==== RECORD SET

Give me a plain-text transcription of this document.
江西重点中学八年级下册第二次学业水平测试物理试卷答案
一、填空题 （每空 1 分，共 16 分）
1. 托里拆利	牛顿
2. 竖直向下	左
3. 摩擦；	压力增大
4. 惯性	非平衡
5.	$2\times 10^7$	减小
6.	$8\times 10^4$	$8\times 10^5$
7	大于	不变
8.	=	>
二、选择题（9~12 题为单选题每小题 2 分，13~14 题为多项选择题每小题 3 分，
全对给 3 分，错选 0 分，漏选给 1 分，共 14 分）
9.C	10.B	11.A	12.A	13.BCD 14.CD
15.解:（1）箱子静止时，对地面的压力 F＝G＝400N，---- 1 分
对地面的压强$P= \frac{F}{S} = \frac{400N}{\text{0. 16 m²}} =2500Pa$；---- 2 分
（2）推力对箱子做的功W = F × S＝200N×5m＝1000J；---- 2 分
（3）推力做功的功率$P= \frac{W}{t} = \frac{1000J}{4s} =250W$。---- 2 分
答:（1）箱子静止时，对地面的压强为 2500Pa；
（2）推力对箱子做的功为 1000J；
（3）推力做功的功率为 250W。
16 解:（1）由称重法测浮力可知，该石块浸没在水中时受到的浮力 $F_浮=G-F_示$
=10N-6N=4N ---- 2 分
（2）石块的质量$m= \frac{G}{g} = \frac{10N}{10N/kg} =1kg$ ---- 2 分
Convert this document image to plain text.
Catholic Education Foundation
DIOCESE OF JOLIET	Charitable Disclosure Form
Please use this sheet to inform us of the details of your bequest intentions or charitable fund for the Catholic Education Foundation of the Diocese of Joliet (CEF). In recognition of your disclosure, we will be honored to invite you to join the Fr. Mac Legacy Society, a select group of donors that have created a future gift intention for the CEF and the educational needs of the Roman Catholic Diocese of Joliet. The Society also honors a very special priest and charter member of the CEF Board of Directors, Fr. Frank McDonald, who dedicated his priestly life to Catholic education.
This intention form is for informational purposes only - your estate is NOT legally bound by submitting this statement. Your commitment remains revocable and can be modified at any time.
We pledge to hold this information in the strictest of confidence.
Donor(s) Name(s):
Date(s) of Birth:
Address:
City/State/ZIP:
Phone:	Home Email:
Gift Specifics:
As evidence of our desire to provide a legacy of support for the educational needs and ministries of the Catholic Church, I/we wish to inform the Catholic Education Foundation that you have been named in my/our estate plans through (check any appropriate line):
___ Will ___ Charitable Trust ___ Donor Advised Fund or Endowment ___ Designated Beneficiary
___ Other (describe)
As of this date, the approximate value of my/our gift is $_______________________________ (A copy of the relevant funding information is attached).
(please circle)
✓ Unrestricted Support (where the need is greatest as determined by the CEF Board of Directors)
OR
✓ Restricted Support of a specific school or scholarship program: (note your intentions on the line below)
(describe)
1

========

EXERCISE INSTRUCTIONS
Find every line with the word "箱子静止时" and state how many there are, with no other words.

THE COMPLETED TASK
2